_Problem statement_
Scan the data for "today" and copy the lines it appears in.
-------- Dataset rows
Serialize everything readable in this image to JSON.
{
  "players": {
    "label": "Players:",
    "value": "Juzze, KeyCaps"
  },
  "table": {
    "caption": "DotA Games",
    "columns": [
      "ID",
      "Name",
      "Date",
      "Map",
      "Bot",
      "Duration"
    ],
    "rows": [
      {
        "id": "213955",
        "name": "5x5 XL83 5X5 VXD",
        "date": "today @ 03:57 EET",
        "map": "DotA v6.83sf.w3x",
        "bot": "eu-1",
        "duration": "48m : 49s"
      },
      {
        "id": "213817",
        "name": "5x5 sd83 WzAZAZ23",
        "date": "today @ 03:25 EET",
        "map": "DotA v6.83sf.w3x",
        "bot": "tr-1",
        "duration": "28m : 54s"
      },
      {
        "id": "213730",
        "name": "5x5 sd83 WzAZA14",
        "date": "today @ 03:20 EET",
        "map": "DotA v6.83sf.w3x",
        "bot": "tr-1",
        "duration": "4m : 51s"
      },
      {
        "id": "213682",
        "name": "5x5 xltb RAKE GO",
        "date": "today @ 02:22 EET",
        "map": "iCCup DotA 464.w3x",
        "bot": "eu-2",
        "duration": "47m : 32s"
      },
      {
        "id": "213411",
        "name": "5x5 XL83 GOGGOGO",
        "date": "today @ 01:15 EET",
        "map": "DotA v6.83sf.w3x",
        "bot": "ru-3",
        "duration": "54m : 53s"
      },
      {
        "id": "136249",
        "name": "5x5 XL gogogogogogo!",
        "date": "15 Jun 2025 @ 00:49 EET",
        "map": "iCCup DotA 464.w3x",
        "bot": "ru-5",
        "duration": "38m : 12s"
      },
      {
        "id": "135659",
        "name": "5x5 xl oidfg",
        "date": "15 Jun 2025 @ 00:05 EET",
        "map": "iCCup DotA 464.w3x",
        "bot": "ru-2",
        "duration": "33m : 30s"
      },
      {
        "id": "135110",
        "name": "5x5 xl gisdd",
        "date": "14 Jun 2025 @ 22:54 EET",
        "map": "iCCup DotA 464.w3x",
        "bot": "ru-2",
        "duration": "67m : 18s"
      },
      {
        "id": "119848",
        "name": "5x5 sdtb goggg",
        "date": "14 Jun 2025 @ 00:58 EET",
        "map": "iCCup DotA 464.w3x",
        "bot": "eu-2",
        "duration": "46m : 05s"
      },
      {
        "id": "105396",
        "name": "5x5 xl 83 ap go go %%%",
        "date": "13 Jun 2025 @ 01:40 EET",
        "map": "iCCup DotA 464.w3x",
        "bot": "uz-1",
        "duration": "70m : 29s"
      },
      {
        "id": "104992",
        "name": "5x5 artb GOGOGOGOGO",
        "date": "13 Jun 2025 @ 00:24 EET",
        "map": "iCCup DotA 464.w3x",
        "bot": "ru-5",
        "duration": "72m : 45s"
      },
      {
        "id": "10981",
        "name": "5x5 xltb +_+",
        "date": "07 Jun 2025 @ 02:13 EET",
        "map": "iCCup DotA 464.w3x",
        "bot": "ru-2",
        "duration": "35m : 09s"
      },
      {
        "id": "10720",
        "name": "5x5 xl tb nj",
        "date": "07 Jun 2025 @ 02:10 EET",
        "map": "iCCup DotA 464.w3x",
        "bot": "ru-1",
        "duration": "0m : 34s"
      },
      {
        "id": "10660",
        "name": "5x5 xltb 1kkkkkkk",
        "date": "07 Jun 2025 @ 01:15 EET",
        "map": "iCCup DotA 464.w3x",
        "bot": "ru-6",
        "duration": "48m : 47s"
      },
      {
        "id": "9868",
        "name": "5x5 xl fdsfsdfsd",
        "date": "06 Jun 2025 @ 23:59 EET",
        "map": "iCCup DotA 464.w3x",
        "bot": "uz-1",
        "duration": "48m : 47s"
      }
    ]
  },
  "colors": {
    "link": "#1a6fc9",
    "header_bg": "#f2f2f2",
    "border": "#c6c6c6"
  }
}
----------------
_Correct response_
        "date": "today @ 03:57 EET",
        "date": "today @ 03:25 EET",
        "date": "today @ 03:20 EET",
        "date": "today @ 02:22 EET",
        "date": "today @ 01:15 EET",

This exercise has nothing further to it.